Begin RECORDS FOR THIS TASK

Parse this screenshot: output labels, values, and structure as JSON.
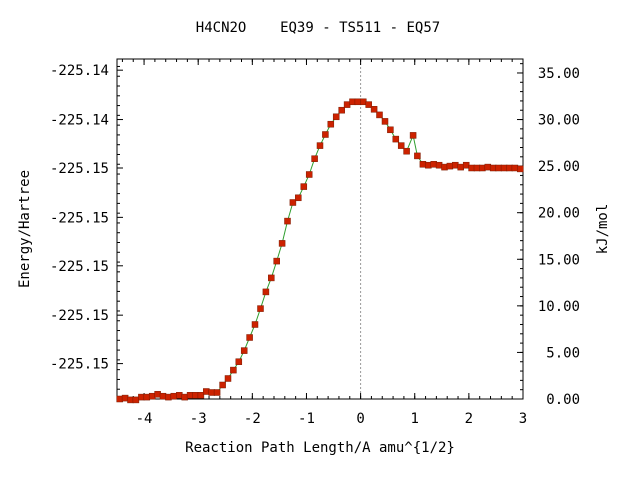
{
  "chart_data": {
    "type": "line",
    "title": "H4CN2O    EQ39 - TS511 - EQ57",
    "xlabel": "Reaction Path Length/A amu^{1/2}",
    "ylabel_left": "Energy/Hartree",
    "ylabel_right": "kJ/mol",
    "xlim": [
      -4.5,
      3.0
    ],
    "ylim_kjmol": [
      0.0,
      36.5
    ],
    "x_ticks": [
      "-4",
      "-3",
      "-2",
      "-1",
      "0",
      "1",
      "2",
      "3"
    ],
    "x_tick_values": [
      -4,
      -3,
      -2,
      -1,
      0,
      1,
      2,
      3
    ],
    "left_ticks": [
      "-225.14",
      "-225.14",
      "-225.15",
      "-225.15",
      "-225.15",
      "-225.15",
      "-225.15"
    ],
    "left_tick_values_kjmol": [
      35.3,
      30.0,
      24.8,
      19.5,
      14.3,
      9.0,
      3.8
    ],
    "right_ticks": [
      "35.00",
      "30.00",
      "25.00",
      "20.00",
      "15.00",
      "10.00",
      "5.00",
      "0.00"
    ],
    "right_tick_values": [
      35,
      30,
      25,
      20,
      15,
      10,
      5,
      0
    ],
    "ts_x": 0.0,
    "colors": {
      "line": "#2e9e2e",
      "marker": "#cc2200",
      "ts_line": "#999999"
    },
    "series": [
      {
        "points": [
          [
            -4.45,
            0.0
          ],
          [
            -4.35,
            0.1
          ],
          [
            -4.25,
            -0.1
          ],
          [
            -4.15,
            -0.1
          ],
          [
            -4.05,
            0.2
          ],
          [
            -3.95,
            0.2
          ],
          [
            -3.85,
            0.3
          ],
          [
            -3.75,
            0.5
          ],
          [
            -3.65,
            0.3
          ],
          [
            -3.55,
            0.2
          ],
          [
            -3.45,
            0.3
          ],
          [
            -3.35,
            0.4
          ],
          [
            -3.25,
            0.2
          ],
          [
            -3.15,
            0.4
          ],
          [
            -3.05,
            0.4
          ],
          [
            -2.95,
            0.4
          ],
          [
            -2.85,
            0.8
          ],
          [
            -2.75,
            0.7
          ],
          [
            -2.65,
            0.7
          ],
          [
            -2.55,
            1.5
          ],
          [
            -2.45,
            2.2
          ],
          [
            -2.35,
            3.1
          ],
          [
            -2.25,
            4.0
          ],
          [
            -2.15,
            5.2
          ],
          [
            -2.05,
            6.6
          ],
          [
            -1.95,
            8.0
          ],
          [
            -1.85,
            9.7
          ],
          [
            -1.75,
            11.5
          ],
          [
            -1.65,
            13.0
          ],
          [
            -1.55,
            14.8
          ],
          [
            -1.45,
            16.7
          ],
          [
            -1.35,
            19.1
          ],
          [
            -1.25,
            21.1
          ],
          [
            -1.15,
            21.6
          ],
          [
            -1.05,
            22.8
          ],
          [
            -0.95,
            24.1
          ],
          [
            -0.85,
            25.8
          ],
          [
            -0.75,
            27.2
          ],
          [
            -0.65,
            28.4
          ],
          [
            -0.55,
            29.5
          ],
          [
            -0.45,
            30.3
          ],
          [
            -0.35,
            31.0
          ],
          [
            -0.25,
            31.6
          ],
          [
            -0.15,
            31.9
          ],
          [
            -0.05,
            31.9
          ],
          [
            0.05,
            31.9
          ],
          [
            0.15,
            31.6
          ],
          [
            0.25,
            31.1
          ],
          [
            0.35,
            30.5
          ],
          [
            0.45,
            29.8
          ],
          [
            0.55,
            28.9
          ],
          [
            0.65,
            27.9
          ],
          [
            0.75,
            27.2
          ],
          [
            0.85,
            26.6
          ],
          [
            0.97,
            28.3
          ],
          [
            1.05,
            26.1
          ],
          [
            1.15,
            25.2
          ],
          [
            1.25,
            25.1
          ],
          [
            1.35,
            25.2
          ],
          [
            1.45,
            25.1
          ],
          [
            1.55,
            24.9
          ],
          [
            1.65,
            25.0
          ],
          [
            1.75,
            25.1
          ],
          [
            1.85,
            24.9
          ],
          [
            1.95,
            25.1
          ],
          [
            2.05,
            24.8
          ],
          [
            2.15,
            24.8
          ],
          [
            2.25,
            24.8
          ],
          [
            2.35,
            24.9
          ],
          [
            2.45,
            24.8
          ],
          [
            2.55,
            24.8
          ],
          [
            2.65,
            24.8
          ],
          [
            2.75,
            24.8
          ],
          [
            2.85,
            24.8
          ],
          [
            2.95,
            24.7
          ]
        ]
      }
    ]
  }
}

End RECORDS FOR THIS TASK

■ **TASK**: Leaving the pictures aside, transcribe the entire listing exactly.

■ **SOLUTION TO THIS TASK**:
Parse this screenshot: output labels, values, and structure as JSON.
{
  "chart_data": {
    "type": "line",
    "title": "H4CN2O    EQ39 - TS511 - EQ57",
    "xlabel": "Reaction Path Length/A amu^{1/2}",
    "ylabel_left": "Energy/Hartree",
    "ylabel_right": "kJ/mol",
    "xlim": [
      -4.5,
      3.0
    ],
    "ylim_kjmol": [
      0.0,
      36.5
    ],
    "x_ticks": [
      "-4",
      "-3",
      "-2",
      "-1",
      "0",
      "1",
      "2",
      "3"
    ],
    "x_tick_values": [
      -4,
      -3,
      -2,
      -1,
      0,
      1,
      2,
      3
    ],
    "left_ticks": [
      "-225.14",
      "-225.14",
      "-225.15",
      "-225.15",
      "-225.15",
      "-225.15",
      "-225.15"
    ],
    "left_tick_values_kjmol": [
      35.3,
      30.0,
      24.8,
      19.5,
      14.3,
      9.0,
      3.8
    ],
    "right_ticks": [
      "35.00",
      "30.00",
      "25.00",
      "20.00",
      "15.00",
      "10.00",
      "5.00",
      "0.00"
    ],
    "right_tick_values": [
      35,
      30,
      25,
      20,
      15,
      10,
      5,
      0
    ],
    "ts_x": 0.0,
    "colors": {
      "line": "#2e9e2e",
      "marker": "#cc2200",
      "ts_line": "#999999"
    },
    "series": [
      {
        "points": [
          [
            -4.45,
            0.0
          ],
          [
            -4.35,
            0.1
          ],
          [
            -4.25,
            -0.1
          ],
          [
            -4.15,
            -0.1
          ],
          [
            -4.05,
            0.2
          ],
          [
            -3.95,
            0.2
          ],
          [
            -3.85,
            0.3
          ],
          [
            -3.75,
            0.5
          ],
          [
            -3.65,
            0.3
          ],
          [
            -3.55,
            0.2
          ],
          [
            -3.45,
            0.3
          ],
          [
            -3.35,
            0.4
          ],
          [
            -3.25,
            0.2
          ],
          [
            -3.15,
            0.4
          ],
          [
            -3.05,
            0.4
          ],
          [
            -2.95,
            0.4
          ],
          [
            -2.85,
            0.8
          ],
          [
            -2.75,
            0.7
          ],
          [
            -2.65,
            0.7
          ],
          [
            -2.55,
            1.5
          ],
          [
            -2.45,
            2.2
          ],
          [
            -2.35,
            3.1
          ],
          [
            -2.25,
            4.0
          ],
          [
            -2.15,
            5.2
          ],
          [
            -2.05,
            6.6
          ],
          [
            -1.95,
            8.0
          ],
          [
            -1.85,
            9.7
          ],
          [
            -1.75,
            11.5
          ],
          [
            -1.65,
            13.0
          ],
          [
            -1.55,
            14.8
          ],
          [
            -1.45,
            16.7
          ],
          [
            -1.35,
            19.1
          ],
          [
            -1.25,
            21.1
          ],
          [
            -1.15,
            21.6
          ],
          [
            -1.05,
            22.8
          ],
          [
            -0.95,
            24.1
          ],
          [
            -0.85,
            25.8
          ],
          [
            -0.75,
            27.2
          ],
          [
            -0.65,
            28.4
          ],
          [
            -0.55,
            29.5
          ],
          [
            -0.45,
            30.3
          ],
          [
            -0.35,
            31.0
          ],
          [
            -0.25,
            31.6
          ],
          [
            -0.15,
            31.9
          ],
          [
            -0.05,
            31.9
          ],
          [
            0.05,
            31.9
          ],
          [
            0.15,
            31.6
          ],
          [
            0.25,
            31.1
          ],
          [
            0.35,
            30.5
          ],
          [
            0.45,
            29.8
          ],
          [
            0.55,
            28.9
          ],
          [
            0.65,
            27.9
          ],
          [
            0.75,
            27.2
          ],
          [
            0.85,
            26.6
          ],
          [
            0.97,
            28.3
          ],
          [
            1.05,
            26.1
          ],
          [
            1.15,
            25.2
          ],
          [
            1.25,
            25.1
          ],
          [
            1.35,
            25.2
          ],
          [
            1.45,
            25.1
          ],
          [
            1.55,
            24.9
          ],
          [
            1.65,
            25.0
          ],
          [
            1.75,
            25.1
          ],
          [
            1.85,
            24.9
          ],
          [
            1.95,
            25.1
          ],
          [
            2.05,
            24.8
          ],
          [
            2.15,
            24.8
          ],
          [
            2.25,
            24.8
          ],
          [
            2.35,
            24.9
          ],
          [
            2.45,
            24.8
          ],
          [
            2.55,
            24.8
          ],
          [
            2.65,
            24.8
          ],
          [
            2.75,
            24.8
          ],
          [
            2.85,
            24.8
          ],
          [
            2.95,
            24.7
          ]
        ]
      }
    ]
  }
}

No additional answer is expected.